- Exercise directions: Select all lines with the string "name" in them, and copy those lines.

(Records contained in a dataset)

-------------------------

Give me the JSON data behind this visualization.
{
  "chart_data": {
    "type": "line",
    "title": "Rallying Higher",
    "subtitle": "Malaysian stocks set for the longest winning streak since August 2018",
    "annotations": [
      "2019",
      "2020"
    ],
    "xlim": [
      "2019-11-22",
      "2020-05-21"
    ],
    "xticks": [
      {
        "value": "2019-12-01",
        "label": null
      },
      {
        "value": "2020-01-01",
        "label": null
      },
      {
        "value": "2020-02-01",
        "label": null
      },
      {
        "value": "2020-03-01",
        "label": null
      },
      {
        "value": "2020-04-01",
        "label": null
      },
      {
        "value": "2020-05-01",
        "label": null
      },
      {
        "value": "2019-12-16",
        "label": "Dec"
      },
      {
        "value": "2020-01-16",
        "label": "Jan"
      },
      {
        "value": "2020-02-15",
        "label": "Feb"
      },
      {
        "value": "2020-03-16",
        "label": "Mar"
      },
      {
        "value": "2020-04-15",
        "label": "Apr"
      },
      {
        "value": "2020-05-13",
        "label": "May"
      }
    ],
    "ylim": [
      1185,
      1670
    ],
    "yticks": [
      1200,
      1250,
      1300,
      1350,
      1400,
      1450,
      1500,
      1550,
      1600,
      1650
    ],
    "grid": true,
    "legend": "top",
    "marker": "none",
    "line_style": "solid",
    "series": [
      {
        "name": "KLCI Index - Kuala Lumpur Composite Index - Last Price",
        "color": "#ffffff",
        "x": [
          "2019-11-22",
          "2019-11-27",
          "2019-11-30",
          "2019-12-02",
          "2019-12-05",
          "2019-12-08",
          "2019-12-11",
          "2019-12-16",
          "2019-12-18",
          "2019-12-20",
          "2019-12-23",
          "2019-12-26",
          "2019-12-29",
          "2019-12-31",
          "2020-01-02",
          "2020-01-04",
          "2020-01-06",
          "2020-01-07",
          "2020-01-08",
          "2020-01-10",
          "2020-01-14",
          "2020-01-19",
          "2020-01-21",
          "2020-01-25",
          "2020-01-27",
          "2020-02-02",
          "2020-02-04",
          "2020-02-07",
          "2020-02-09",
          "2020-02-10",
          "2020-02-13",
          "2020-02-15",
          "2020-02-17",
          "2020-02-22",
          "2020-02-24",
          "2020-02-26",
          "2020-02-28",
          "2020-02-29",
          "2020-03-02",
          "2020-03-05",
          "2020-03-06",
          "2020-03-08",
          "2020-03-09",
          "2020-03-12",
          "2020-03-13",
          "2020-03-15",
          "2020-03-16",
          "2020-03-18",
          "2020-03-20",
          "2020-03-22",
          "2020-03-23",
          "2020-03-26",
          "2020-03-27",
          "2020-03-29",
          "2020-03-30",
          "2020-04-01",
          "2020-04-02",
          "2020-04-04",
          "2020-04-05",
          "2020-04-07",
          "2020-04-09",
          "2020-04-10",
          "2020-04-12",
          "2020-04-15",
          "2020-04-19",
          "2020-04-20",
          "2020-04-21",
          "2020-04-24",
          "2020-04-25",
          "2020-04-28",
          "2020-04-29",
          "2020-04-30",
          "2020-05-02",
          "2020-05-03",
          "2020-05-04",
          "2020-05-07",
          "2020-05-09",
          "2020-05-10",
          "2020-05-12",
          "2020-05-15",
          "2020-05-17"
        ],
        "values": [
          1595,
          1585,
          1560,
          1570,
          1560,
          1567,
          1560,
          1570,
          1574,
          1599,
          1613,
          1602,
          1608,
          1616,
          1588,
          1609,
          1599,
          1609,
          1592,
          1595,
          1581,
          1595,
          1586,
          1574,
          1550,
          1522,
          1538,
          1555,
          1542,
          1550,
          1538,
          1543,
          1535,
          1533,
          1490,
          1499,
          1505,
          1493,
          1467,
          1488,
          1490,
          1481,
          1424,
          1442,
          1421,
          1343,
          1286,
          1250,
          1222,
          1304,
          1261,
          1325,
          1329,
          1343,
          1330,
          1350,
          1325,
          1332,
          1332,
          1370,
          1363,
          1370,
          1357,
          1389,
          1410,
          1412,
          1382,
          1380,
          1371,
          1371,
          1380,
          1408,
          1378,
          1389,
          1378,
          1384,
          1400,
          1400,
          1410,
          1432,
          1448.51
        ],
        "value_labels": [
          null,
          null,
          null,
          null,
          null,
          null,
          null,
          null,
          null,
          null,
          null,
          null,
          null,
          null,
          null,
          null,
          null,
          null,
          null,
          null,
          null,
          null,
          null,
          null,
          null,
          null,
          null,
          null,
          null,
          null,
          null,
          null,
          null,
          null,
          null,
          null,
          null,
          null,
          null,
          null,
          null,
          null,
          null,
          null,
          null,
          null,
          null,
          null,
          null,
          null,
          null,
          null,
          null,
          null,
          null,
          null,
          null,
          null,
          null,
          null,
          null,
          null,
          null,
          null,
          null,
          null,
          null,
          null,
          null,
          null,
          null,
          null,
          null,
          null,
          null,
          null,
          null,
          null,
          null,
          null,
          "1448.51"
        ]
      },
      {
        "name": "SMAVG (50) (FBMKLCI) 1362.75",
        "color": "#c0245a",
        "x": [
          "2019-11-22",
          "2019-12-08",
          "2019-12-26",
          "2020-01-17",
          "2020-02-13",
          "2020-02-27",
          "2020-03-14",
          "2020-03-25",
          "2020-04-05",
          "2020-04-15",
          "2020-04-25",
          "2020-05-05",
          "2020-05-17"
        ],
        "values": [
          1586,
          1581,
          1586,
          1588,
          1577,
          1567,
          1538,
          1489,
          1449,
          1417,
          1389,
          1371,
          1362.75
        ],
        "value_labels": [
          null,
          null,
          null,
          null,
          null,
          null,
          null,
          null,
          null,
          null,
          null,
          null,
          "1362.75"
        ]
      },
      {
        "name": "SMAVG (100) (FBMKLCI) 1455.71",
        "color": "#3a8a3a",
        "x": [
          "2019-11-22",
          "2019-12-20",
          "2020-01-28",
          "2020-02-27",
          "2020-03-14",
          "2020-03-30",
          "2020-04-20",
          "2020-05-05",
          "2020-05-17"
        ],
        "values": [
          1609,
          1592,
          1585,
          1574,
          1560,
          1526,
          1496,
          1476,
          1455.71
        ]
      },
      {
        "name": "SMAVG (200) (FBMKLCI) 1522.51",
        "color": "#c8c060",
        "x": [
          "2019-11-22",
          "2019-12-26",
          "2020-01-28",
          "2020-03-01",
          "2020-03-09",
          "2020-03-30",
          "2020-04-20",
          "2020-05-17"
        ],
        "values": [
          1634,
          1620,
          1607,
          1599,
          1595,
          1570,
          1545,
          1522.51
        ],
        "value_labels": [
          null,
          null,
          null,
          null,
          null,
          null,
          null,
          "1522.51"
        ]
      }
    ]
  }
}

-------------------------

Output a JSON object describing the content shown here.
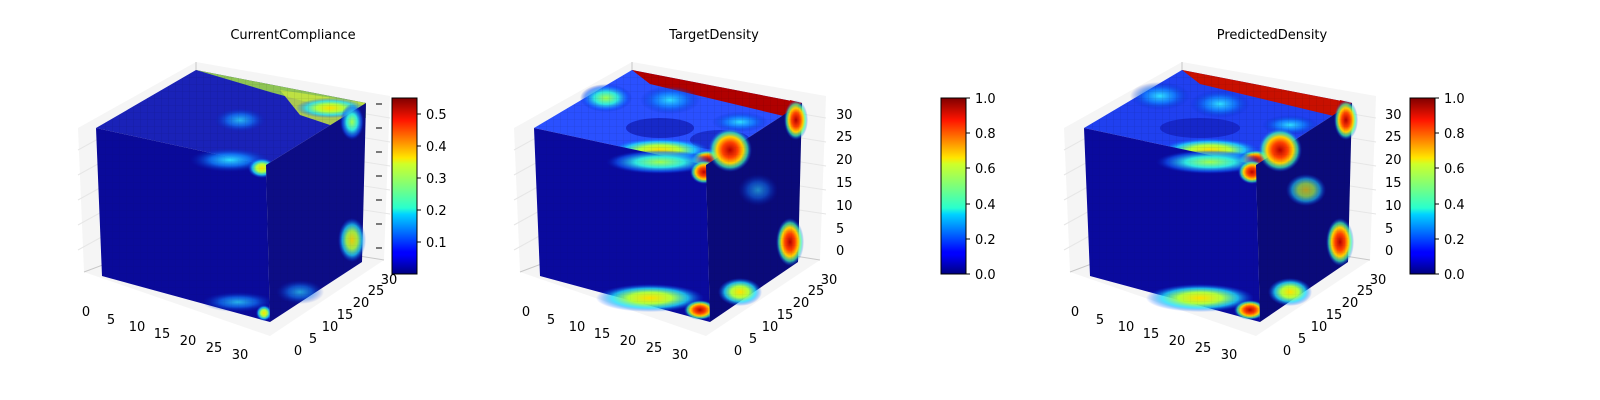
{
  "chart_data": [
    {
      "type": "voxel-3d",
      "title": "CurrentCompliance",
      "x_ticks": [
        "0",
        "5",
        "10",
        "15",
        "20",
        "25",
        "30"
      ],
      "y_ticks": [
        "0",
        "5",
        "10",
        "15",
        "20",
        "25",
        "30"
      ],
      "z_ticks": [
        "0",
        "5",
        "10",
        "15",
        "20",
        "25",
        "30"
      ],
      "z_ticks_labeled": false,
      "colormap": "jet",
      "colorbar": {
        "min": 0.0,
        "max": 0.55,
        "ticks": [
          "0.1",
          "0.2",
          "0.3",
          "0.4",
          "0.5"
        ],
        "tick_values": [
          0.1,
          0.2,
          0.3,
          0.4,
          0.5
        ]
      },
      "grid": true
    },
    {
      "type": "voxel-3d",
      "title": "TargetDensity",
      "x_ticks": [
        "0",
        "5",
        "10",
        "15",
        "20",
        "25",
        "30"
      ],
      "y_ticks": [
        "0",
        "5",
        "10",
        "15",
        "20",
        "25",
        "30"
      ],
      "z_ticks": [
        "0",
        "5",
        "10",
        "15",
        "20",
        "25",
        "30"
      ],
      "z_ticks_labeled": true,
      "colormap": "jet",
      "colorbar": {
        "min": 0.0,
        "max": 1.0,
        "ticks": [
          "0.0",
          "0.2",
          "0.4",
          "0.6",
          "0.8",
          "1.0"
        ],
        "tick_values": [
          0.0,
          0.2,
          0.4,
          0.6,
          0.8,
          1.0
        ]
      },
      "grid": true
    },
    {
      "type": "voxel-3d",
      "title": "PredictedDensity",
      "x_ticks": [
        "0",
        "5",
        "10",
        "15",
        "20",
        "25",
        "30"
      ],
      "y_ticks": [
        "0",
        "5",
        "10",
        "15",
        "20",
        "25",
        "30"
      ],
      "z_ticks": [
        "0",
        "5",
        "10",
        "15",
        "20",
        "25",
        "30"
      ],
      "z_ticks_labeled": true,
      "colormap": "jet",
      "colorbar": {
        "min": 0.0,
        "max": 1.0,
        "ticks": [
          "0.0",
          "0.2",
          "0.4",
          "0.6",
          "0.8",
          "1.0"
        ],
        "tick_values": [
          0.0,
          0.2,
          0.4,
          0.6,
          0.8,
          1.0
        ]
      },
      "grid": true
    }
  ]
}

-------------------------

- Correct output:
        "name": "KLCI Index - Kuala Lumpur Composite Index - Last Price",
        "name": "SMAVG (50) (FBMKLCI) 1362.75",
        "name": "SMAVG (100) (FBMKLCI) 1455.71",
        "name": "SMAVG (200) (FBMKLCI) 1522.51",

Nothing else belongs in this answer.